_Task to carry out_
Your task is to output all the records below, word for word.

(begin)

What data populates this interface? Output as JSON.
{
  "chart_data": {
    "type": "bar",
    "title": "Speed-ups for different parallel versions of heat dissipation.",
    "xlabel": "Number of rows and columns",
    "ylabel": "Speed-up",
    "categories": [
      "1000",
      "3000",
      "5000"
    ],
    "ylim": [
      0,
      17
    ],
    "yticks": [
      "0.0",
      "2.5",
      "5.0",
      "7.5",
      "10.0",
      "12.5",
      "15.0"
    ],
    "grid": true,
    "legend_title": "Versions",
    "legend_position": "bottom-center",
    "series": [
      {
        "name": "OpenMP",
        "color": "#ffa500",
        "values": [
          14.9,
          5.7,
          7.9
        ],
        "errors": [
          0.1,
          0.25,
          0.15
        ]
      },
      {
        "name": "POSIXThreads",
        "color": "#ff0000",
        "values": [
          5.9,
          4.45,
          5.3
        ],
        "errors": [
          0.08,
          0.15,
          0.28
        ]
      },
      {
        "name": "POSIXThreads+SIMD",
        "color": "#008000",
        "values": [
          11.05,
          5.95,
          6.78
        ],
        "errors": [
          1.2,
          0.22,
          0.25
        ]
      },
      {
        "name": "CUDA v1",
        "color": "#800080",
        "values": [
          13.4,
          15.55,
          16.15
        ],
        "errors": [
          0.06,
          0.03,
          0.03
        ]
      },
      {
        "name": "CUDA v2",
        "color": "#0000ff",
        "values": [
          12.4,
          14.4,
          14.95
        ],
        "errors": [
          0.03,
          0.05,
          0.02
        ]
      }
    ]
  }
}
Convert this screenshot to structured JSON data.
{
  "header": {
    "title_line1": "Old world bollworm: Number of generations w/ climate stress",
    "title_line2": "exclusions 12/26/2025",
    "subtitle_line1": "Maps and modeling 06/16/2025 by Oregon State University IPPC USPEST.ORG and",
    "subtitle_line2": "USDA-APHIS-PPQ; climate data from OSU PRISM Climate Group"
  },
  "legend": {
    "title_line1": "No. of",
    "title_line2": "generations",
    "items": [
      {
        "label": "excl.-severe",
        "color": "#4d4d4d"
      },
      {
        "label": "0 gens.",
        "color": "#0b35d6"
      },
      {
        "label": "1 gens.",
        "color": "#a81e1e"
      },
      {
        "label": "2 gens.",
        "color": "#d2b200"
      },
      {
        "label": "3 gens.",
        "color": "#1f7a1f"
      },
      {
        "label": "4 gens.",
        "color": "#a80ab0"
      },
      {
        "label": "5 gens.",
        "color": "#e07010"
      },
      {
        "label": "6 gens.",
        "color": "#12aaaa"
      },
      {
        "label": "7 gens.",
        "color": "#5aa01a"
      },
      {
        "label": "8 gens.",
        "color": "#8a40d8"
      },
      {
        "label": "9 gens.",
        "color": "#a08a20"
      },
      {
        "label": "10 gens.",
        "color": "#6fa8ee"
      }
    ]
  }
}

(end)

_Exercise answer_
What data populates this interface? Output as JSON.
{
  "chart_data": {
    "type": "bar",
    "title": "Speed-ups for different parallel versions of heat dissipation.",
    "xlabel": "Number of rows and columns",
    "ylabel": "Speed-up",
    "categories": [
      "1000",
      "3000",
      "5000"
    ],
    "ylim": [
      0,
      17
    ],
    "yticks": [
      "0.0",
      "2.5",
      "5.0",
      "7.5",
      "10.0",
      "12.5",
      "15.0"
    ],
    "grid": true,
    "legend_title": "Versions",
    "legend_position": "bottom-center",
    "series": [
      {
        "name": "OpenMP",
        "color": "#ffa500",
        "values": [
          14.9,
          5.7,
          7.9
        ],
        "errors": [
          0.1,
          0.25,
          0.15
        ]
      },
      {
        "name": "POSIXThreads",
        "color": "#ff0000",
        "values": [
          5.9,
          4.45,
          5.3
        ],
        "errors": [
          0.08,
          0.15,
          0.28
        ]
      },
      {
        "name": "POSIXThreads+SIMD",
        "color": "#008000",
        "values": [
          11.05,
          5.95,
          6.78
        ],
        "errors": [
          1.2,
          0.22,
          0.25
        ]
      },
      {
        "name": "CUDA v1",
        "color": "#800080",
        "values": [
          13.4,
          15.55,
          16.15
        ],
        "errors": [
          0.06,
          0.03,
          0.03
        ]
      },
      {
        "name": "CUDA v2",
        "color": "#0000ff",
        "values": [
          12.4,
          14.4,
          14.95
        ],
        "errors": [
          0.03,
          0.05,
          0.02
        ]
      }
    ]
  }
}
Convert this screenshot to structured JSON data.
{
  "header": {
    "title_line1": "Old world bollworm: Number of generations w/ climate stress",
    "title_line2": "exclusions 12/26/2025",
    "subtitle_line1": "Maps and modeling 06/16/2025 by Oregon State University IPPC USPEST.ORG and",
    "subtitle_line2": "USDA-APHIS-PPQ; climate data from OSU PRISM Climate Group"
  },
  "legend": {
    "title_line1": "No. of",
    "title_line2": "generations",
    "items": [
      {
        "label": "excl.-severe",
        "color": "#4d4d4d"
      },
      {
        "label": "0 gens.",
        "color": "#0b35d6"
      },
      {
        "label": "1 gens.",
        "color": "#a81e1e"
      },
      {
        "label": "2 gens.",
        "color": "#d2b200"
      },
      {
        "label": "3 gens.",
        "color": "#1f7a1f"
      },
      {
        "label": "4 gens.",
        "color": "#a80ab0"
      },
      {
        "label": "5 gens.",
        "color": "#e07010"
      },
      {
        "label": "6 gens.",
        "color": "#12aaaa"
      },
      {
        "label": "7 gens.",
        "color": "#5aa01a"
      },
      {
        "label": "8 gens.",
        "color": "#8a40d8"
      },
      {
        "label": "9 gens.",
        "color": "#a08a20"
      },
      {
        "label": "10 gens.",
        "color": "#6fa8ee"
      }
    ]
  }
}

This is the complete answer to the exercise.